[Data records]
• • • • • • •

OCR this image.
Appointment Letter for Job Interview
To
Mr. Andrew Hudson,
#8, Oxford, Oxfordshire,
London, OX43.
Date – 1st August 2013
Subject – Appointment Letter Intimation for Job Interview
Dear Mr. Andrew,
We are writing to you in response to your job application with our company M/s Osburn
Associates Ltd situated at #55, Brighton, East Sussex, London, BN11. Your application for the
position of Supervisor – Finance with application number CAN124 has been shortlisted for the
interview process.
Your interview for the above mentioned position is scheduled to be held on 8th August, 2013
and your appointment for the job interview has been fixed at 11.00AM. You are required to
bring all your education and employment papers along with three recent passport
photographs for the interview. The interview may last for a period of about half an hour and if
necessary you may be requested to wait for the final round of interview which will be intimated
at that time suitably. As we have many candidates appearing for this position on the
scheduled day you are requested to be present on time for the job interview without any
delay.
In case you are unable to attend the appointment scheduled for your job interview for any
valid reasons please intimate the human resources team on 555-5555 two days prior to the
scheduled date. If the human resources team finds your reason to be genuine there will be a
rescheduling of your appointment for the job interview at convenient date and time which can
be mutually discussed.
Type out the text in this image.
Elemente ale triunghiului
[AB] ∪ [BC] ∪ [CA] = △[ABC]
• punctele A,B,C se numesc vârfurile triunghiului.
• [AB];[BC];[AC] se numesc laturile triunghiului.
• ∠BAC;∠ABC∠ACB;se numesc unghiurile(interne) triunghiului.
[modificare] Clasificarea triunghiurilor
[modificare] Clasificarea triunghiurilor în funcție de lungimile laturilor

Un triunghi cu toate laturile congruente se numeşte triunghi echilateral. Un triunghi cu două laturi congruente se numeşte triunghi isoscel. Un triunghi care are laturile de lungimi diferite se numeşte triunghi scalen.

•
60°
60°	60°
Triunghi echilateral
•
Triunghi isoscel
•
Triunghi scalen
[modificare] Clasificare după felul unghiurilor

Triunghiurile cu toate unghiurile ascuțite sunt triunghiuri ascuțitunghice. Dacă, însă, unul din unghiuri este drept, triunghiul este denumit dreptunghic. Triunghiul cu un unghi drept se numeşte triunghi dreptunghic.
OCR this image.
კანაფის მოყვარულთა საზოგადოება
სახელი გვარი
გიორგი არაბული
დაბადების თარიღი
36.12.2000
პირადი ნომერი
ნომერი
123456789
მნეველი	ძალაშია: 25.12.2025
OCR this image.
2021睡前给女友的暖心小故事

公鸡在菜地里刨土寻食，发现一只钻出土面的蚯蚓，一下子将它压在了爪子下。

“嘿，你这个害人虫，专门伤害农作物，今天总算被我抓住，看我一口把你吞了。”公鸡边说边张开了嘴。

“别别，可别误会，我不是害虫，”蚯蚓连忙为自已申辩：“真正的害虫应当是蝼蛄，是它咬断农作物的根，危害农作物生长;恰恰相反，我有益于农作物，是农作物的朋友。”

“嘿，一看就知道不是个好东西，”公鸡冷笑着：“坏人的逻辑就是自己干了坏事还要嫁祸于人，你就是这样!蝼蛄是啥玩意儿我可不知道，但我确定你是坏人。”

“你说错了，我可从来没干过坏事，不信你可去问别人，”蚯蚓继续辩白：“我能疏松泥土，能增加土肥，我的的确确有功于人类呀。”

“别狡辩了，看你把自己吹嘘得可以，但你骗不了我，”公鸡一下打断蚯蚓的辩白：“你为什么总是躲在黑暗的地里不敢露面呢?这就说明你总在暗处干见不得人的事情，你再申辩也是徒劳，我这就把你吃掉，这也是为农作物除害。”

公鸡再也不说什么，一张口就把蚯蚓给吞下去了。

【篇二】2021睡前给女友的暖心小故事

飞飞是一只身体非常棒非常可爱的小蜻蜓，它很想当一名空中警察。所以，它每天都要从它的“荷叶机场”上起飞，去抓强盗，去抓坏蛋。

• • • • • • •

The task: Copy each line above that contains the string "been".

Correct output:
position of Supervisor – Finance with application number CAN124 has been shortlisted for the
and your appointment for the job interview has been fixed at 11.00AM. You are required to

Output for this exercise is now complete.